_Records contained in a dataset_

=======

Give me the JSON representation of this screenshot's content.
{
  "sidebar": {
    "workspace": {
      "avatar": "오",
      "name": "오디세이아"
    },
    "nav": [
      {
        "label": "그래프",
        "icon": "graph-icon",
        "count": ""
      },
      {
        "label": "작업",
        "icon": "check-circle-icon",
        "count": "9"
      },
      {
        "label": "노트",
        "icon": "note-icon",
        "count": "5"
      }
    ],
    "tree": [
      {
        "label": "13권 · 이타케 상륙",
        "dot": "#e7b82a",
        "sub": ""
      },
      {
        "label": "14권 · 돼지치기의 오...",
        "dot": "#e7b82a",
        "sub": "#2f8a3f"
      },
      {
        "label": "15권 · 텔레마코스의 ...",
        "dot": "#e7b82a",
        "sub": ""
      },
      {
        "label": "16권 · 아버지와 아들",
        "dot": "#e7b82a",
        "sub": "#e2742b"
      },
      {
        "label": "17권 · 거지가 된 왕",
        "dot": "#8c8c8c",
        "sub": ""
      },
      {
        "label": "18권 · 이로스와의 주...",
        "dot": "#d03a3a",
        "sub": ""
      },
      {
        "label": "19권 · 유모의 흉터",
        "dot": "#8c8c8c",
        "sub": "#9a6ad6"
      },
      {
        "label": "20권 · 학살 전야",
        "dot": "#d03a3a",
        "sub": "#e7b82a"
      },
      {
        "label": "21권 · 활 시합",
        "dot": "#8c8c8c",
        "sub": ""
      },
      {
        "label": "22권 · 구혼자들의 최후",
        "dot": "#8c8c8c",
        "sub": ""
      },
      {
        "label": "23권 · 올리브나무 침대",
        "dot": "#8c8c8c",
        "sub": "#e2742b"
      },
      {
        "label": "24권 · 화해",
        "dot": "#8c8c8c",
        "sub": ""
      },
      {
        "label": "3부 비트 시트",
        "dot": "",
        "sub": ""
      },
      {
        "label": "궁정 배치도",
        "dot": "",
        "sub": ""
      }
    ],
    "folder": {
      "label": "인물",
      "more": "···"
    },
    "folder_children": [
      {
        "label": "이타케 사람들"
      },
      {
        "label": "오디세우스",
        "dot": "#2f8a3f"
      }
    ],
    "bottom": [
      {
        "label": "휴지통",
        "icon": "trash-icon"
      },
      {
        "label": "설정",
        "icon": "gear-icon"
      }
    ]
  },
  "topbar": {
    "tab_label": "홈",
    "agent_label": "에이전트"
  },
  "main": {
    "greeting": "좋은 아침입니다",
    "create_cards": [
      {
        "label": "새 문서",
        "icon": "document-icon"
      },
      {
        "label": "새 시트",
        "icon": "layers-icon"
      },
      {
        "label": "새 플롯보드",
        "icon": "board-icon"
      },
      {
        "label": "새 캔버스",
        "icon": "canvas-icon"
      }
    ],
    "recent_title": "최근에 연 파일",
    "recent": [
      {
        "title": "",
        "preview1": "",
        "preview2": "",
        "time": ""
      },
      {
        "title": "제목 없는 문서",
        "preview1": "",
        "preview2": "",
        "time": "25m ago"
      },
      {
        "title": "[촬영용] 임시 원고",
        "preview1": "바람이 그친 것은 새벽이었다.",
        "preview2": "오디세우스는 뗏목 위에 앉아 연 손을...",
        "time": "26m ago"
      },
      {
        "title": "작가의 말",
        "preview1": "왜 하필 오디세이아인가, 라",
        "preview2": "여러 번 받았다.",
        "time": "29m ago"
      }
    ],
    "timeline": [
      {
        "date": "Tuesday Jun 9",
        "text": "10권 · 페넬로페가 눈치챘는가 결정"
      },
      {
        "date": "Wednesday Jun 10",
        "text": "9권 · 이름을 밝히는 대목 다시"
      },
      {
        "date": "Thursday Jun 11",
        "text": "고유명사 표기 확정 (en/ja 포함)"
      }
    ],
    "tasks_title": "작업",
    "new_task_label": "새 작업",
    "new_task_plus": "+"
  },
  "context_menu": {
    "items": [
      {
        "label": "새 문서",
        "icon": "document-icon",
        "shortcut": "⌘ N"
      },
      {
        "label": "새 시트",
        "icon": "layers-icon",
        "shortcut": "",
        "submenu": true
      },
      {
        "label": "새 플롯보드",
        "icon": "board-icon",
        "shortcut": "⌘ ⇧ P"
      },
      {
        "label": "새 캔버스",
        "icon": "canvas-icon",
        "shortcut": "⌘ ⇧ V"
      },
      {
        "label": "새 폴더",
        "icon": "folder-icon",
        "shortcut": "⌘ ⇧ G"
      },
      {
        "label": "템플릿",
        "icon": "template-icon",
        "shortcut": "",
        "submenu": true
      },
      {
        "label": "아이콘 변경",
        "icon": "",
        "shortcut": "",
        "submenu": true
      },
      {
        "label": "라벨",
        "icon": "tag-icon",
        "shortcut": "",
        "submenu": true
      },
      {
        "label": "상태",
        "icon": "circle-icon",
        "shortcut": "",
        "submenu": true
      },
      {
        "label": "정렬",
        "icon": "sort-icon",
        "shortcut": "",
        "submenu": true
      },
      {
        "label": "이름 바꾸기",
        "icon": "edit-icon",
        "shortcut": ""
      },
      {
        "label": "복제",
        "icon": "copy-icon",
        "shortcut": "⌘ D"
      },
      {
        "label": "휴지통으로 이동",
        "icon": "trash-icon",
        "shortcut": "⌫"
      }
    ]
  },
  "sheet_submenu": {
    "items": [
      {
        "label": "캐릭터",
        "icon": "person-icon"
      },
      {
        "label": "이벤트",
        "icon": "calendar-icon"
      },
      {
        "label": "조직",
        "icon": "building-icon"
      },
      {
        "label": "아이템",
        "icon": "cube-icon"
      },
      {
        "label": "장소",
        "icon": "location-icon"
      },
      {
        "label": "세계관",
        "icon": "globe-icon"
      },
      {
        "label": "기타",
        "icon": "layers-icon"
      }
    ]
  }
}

=======

_Exercise description_
Retype the entries exactly, including every line.

_Output for this exercise_
Give me the JSON representation of this screenshot's content.
{
  "sidebar": {
    "workspace": {
      "avatar": "오",
      "name": "오디세이아"
    },
    "nav": [
      {
        "label": "그래프",
        "icon": "graph-icon",
        "count": ""
      },
      {
        "label": "작업",
        "icon": "check-circle-icon",
        "count": "9"
      },
      {
        "label": "노트",
        "icon": "note-icon",
        "count": "5"
      }
    ],
    "tree": [
      {
        "label": "13권 · 이타케 상륙",
        "dot": "#e7b82a",
        "sub": ""
      },
      {
        "label": "14권 · 돼지치기의 오...",
        "dot": "#e7b82a",
        "sub": "#2f8a3f"
      },
      {
        "label": "15권 · 텔레마코스의 ...",
        "dot": "#e7b82a",
        "sub": ""
      },
      {
        "label": "16권 · 아버지와 아들",
        "dot": "#e7b82a",
        "sub": "#e2742b"
      },
      {
        "label": "17권 · 거지가 된 왕",
        "dot": "#8c8c8c",
        "sub": ""
      },
      {
        "label": "18권 · 이로스와의 주...",
        "dot": "#d03a3a",
        "sub": ""
      },
      {
        "label": "19권 · 유모의 흉터",
        "dot": "#8c8c8c",
        "sub": "#9a6ad6"
      },
      {
        "label": "20권 · 학살 전야",
        "dot": "#d03a3a",
        "sub": "#e7b82a"
      },
      {
        "label": "21권 · 활 시합",
        "dot": "#8c8c8c",
        "sub": ""
      },
      {
        "label": "22권 · 구혼자들의 최후",
        "dot": "#8c8c8c",
        "sub": ""
      },
      {
        "label": "23권 · 올리브나무 침대",
        "dot": "#8c8c8c",
        "sub": "#e2742b"
      },
      {
        "label": "24권 · 화해",
        "dot": "#8c8c8c",
        "sub": ""
      },
      {
        "label": "3부 비트 시트",
        "dot": "",
        "sub": ""
      },
      {
        "label": "궁정 배치도",
        "dot": "",
        "sub": ""
      }
    ],
    "folder": {
      "label": "인물",
      "more": "···"
    },
    "folder_children": [
      {
        "label": "이타케 사람들"
      },
      {
        "label": "오디세우스",
        "dot": "#2f8a3f"
      }
    ],
    "bottom": [
      {
        "label": "휴지통",
        "icon": "trash-icon"
      },
      {
        "label": "설정",
        "icon": "gear-icon"
      }
    ]
  },
  "topbar": {
    "tab_label": "홈",
    "agent_label": "에이전트"
  },
  "main": {
    "greeting": "좋은 아침입니다",
    "create_cards": [
      {
        "label": "새 문서",
        "icon": "document-icon"
      },
      {
        "label": "새 시트",
        "icon": "layers-icon"
      },
      {
        "label": "새 플롯보드",
        "icon": "board-icon"
      },
      {
        "label": "새 캔버스",
        "icon": "canvas-icon"
      }
    ],
    "recent_title": "최근에 연 파일",
    "recent": [
      {
        "title": "",
        "preview1": "",
        "preview2": "",
        "time": ""
      },
      {
        "title": "제목 없는 문서",
        "preview1": "",
        "preview2": "",
        "time": "25m ago"
      },
      {
        "title": "[촬영용] 임시 원고",
        "preview1": "바람이 그친 것은 새벽이었다.",
        "preview2": "오디세우스는 뗏목 위에 앉아 연 손을...",
        "time": "26m ago"
      },
      {
        "title": "작가의 말",
        "preview1": "왜 하필 오디세이아인가, 라",
        "preview2": "여러 번 받았다.",
        "time": "29m ago"
      }
    ],
    "timeline": [
      {
        "date": "Tuesday Jun 9",
        "text": "10권 · 페넬로페가 눈치챘는가 결정"
      },
      {
        "date": "Wednesday Jun 10",
        "text": "9권 · 이름을 밝히는 대목 다시"
      },
      {
        "date": "Thursday Jun 11",
        "text": "고유명사 표기 확정 (en/ja 포함)"
      }
    ],
    "tasks_title": "작업",
    "new_task_label": "새 작업",
    "new_task_plus": "+"
  },
  "context_menu": {
    "items": [
      {
        "label": "새 문서",
        "icon": "document-icon",
        "shortcut": "⌘ N"
      },
      {
        "label": "새 시트",
        "icon": "layers-icon",
        "shortcut": "",
        "submenu": true
      },
      {
        "label": "새 플롯보드",
        "icon": "board-icon",
        "shortcut": "⌘ ⇧ P"
      },
      {
        "label": "새 캔버스",
        "icon": "canvas-icon",
        "shortcut": "⌘ ⇧ V"
      },
      {
        "label": "새 폴더",
        "icon": "folder-icon",
        "shortcut": "⌘ ⇧ G"
      },
      {
        "label": "템플릿",
        "icon": "template-icon",
        "shortcut": "",
        "submenu": true
      },
      {
        "label": "아이콘 변경",
        "icon": "",
        "shortcut": "",
        "submenu": true
      },
      {
        "label": "라벨",
        "icon": "tag-icon",
        "shortcut": "",
        "submenu": true
      },
      {
        "label": "상태",
        "icon": "circle-icon",
        "shortcut": "",
        "submenu": true
      },
      {
        "label": "정렬",
        "icon": "sort-icon",
        "shortcut": "",
        "submenu": true
      },
      {
        "label": "이름 바꾸기",
        "icon": "edit-icon",
        "shortcut": ""
      },
      {
        "label": "복제",
        "icon": "copy-icon",
        "shortcut": "⌘ D"
      },
      {
        "label": "휴지통으로 이동",
        "icon": "trash-icon",
        "shortcut": "⌫"
      }
    ]
  },
  "sheet_submenu": {
    "items": [
      {
        "label": "캐릭터",
        "icon": "person-icon"
      },
      {
        "label": "이벤트",
        "icon": "calendar-icon"
      },
      {
        "label": "조직",
        "icon": "building-icon"
      },
      {
        "label": "아이템",
        "icon": "cube-icon"
      },
      {
        "label": "장소",
        "icon": "location-icon"
      },
      {
        "label": "세계관",
        "icon": "globe-icon"
      },
      {
        "label": "기타",
        "icon": "layers-icon"
      }
    ]
  }
}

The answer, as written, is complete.